**What is asked**. Omit every picture and write out the rest of the records exactly.
----
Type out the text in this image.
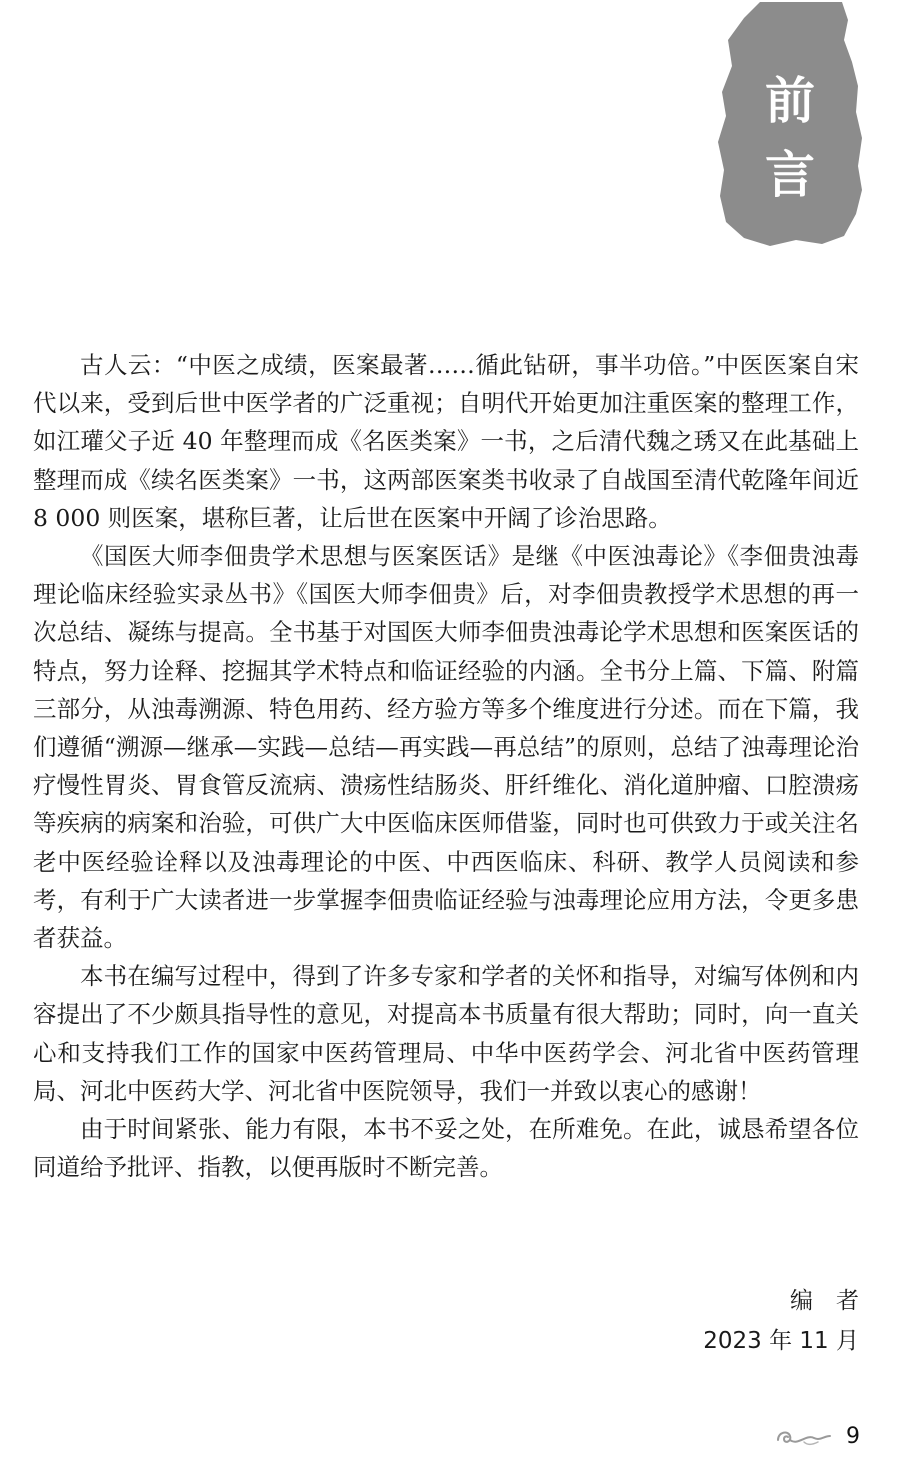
前
言

古人云：“中医之成绩，医案最著……循此钻研，事半功倍。”中医医案自宋代以来，受到后世中医学者的广泛重视；自明代开始更加注重医案的整理工作，如江瓘父子近 40 年整理而成《名医类案》一书，之后清代魏之琇又在此基础上整理而成《续名医类案》一书，这两部医案类书收录了自战国至清代乾隆年间近 8 000 则医案，堪称巨著，让后世在医案中开阔了诊治思路。

《国医大师李佃贵学术思想与医案医话》是继《中医浊毒论》《李佃贵浊毒理论临床经验实录丛书》《国医大师李佃贵》后，对李佃贵教授学术思想的再一次总结、凝练与提高。全书基于对国医大师李佃贵浊毒论学术思想和医案医话的特点，努力诠释、挖掘其学术特点和临证经验的内涵。全书分上篇、下篇、附篇三部分，从浊毒溯源、特色用药、经方验方等多个维度进行分述。而在下篇，我们遵循“溯源—继承—实践—总结—再实践—再总结”的原则，总结了浊毒理论治疗慢性胃炎、胃食管反流病、溃疡性结肠炎、肝纤维化、消化道肿瘤、口腔溃疡等疾病的病案和治验，可供广大中医临床医师借鉴，同时也可供致力于或关注名老中医经验诠释以及浊毒理论的中医、中西医临床、科研、教学人员阅读和参考，有利于广大读者进一步掌握李佃贵临证经验与浊毒理论应用方法，令更多患者获益。

本书在编写过程中，得到了许多专家和学者的关怀和指导，对编写体例和内容提出了不少颇具指导性的意见，对提高本书质量有很大帮助；同时，向一直关心和支持我们工作的国家中医药管理局、中华中医药学会、河北省中医药管理局、河北中医药大学、河北省中医院领导，我们一并致以衷心的感谢！

由于时间紧张、能力有限，本书不妥之处，在所难免。在此，诚恳希望各位同道给予批评、指教，以便再版时不断完善。

编　者
2023 年 11 月
9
----
**Output of the exercise**.
Type out the text in this image.
前
言

古人云：“中医之成绩，医案最著……循此钻研，事半功倍。”中医医案自宋代以来，受到后世中医学者的广泛重视；自明代开始更加注重医案的整理工作，如江瓘父子近 40 年整理而成《名医类案》一书，之后清代魏之琇又在此基础上整理而成《续名医类案》一书，这两部医案类书收录了自战国至清代乾隆年间近 8 000 则医案，堪称巨著，让后世在医案中开阔了诊治思路。

《国医大师李佃贵学术思想与医案医话》是继《中医浊毒论》《李佃贵浊毒理论临床经验实录丛书》《国医大师李佃贵》后，对李佃贵教授学术思想的再一次总结、凝练与提高。全书基于对国医大师李佃贵浊毒论学术思想和医案医话的特点，努力诠释、挖掘其学术特点和临证经验的内涵。全书分上篇、下篇、附篇三部分，从浊毒溯源、特色用药、经方验方等多个维度进行分述。而在下篇，我们遵循“溯源—继承—实践—总结—再实践—再总结”的原则，总结了浊毒理论治疗慢性胃炎、胃食管反流病、溃疡性结肠炎、肝纤维化、消化道肿瘤、口腔溃疡等疾病的病案和治验，可供广大中医临床医师借鉴，同时也可供致力于或关注名老中医经验诠释以及浊毒理论的中医、中西医临床、科研、教学人员阅读和参考，有利于广大读者进一步掌握李佃贵临证经验与浊毒理论应用方法，令更多患者获益。

本书在编写过程中，得到了许多专家和学者的关怀和指导，对编写体例和内容提出了不少颇具指导性的意见，对提高本书质量有很大帮助；同时，向一直关心和支持我们工作的国家中医药管理局、中华中医药学会、河北省中医药管理局、河北中医药大学、河北省中医院领导，我们一并致以衷心的感谢！

由于时间紧张、能力有限，本书不妥之处，在所难免。在此，诚恳希望各位同道给予批评、指教，以便再版时不断完善。

编　者
2023 年 11 月
9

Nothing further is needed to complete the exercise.